■ **Work to be completed**: All of the entries need to be written out again, exactly as they are.

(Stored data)
□ □ □ □ □ □ □

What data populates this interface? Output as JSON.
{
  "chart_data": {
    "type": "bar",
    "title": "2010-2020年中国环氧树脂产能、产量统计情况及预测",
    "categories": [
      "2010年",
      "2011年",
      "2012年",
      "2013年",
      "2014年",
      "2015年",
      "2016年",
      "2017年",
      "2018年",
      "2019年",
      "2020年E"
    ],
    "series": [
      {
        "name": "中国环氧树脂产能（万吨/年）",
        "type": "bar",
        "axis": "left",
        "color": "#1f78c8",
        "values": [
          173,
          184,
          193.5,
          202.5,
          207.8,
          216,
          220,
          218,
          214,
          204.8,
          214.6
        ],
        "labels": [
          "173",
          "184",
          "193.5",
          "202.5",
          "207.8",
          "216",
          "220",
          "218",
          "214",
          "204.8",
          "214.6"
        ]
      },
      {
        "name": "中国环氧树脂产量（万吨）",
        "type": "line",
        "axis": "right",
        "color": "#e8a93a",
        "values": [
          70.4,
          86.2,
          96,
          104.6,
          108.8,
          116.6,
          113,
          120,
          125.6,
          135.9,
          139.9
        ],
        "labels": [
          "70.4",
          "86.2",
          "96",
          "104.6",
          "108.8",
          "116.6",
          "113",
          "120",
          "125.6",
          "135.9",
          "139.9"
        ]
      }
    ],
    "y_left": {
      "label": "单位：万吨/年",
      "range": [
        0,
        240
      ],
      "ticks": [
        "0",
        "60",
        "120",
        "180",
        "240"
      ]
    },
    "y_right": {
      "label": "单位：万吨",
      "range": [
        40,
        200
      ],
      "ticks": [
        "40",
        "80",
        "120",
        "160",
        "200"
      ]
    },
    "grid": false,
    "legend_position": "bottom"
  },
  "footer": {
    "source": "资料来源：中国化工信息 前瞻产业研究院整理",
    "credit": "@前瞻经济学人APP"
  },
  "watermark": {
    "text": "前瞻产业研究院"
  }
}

□ □ □ □ □ □ □

■ **Expected answer**:
What data populates this interface? Output as JSON.
{
  "chart_data": {
    "type": "bar",
    "title": "2010-2020年中国环氧树脂产能、产量统计情况及预测",
    "categories": [
      "2010年",
      "2011年",
      "2012年",
      "2013年",
      "2014年",
      "2015年",
      "2016年",
      "2017年",
      "2018年",
      "2019年",
      "2020年E"
    ],
    "series": [
      {
        "name": "中国环氧树脂产能（万吨/年）",
        "type": "bar",
        "axis": "left",
        "color": "#1f78c8",
        "values": [
          173,
          184,
          193.5,
          202.5,
          207.8,
          216,
          220,
          218,
          214,
          204.8,
          214.6
        ],
        "labels": [
          "173",
          "184",
          "193.5",
          "202.5",
          "207.8",
          "216",
          "220",
          "218",
          "214",
          "204.8",
          "214.6"
        ]
      },
      {
        "name": "中国环氧树脂产量（万吨）",
        "type": "line",
        "axis": "right",
        "color": "#e8a93a",
        "values": [
          70.4,
          86.2,
          96,
          104.6,
          108.8,
          116.6,
          113,
          120,
          125.6,
          135.9,
          139.9
        ],
        "labels": [
          "70.4",
          "86.2",
          "96",
          "104.6",
          "108.8",
          "116.6",
          "113",
          "120",
          "125.6",
          "135.9",
          "139.9"
        ]
      }
    ],
    "y_left": {
      "label": "单位：万吨/年",
      "range": [
        0,
        240
      ],
      "ticks": [
        "0",
        "60",
        "120",
        "180",
        "240"
      ]
    },
    "y_right": {
      "label": "单位：万吨",
      "range": [
        40,
        200
      ],
      "ticks": [
        "40",
        "80",
        "120",
        "160",
        "200"
      ]
    },
    "grid": false,
    "legend_position": "bottom"
  },
  "footer": {
    "source": "资料来源：中国化工信息 前瞻产业研究院整理",
    "credit": "@前瞻经济学人APP"
  },
  "watermark": {
    "text": "前瞻产业研究院"
  }
}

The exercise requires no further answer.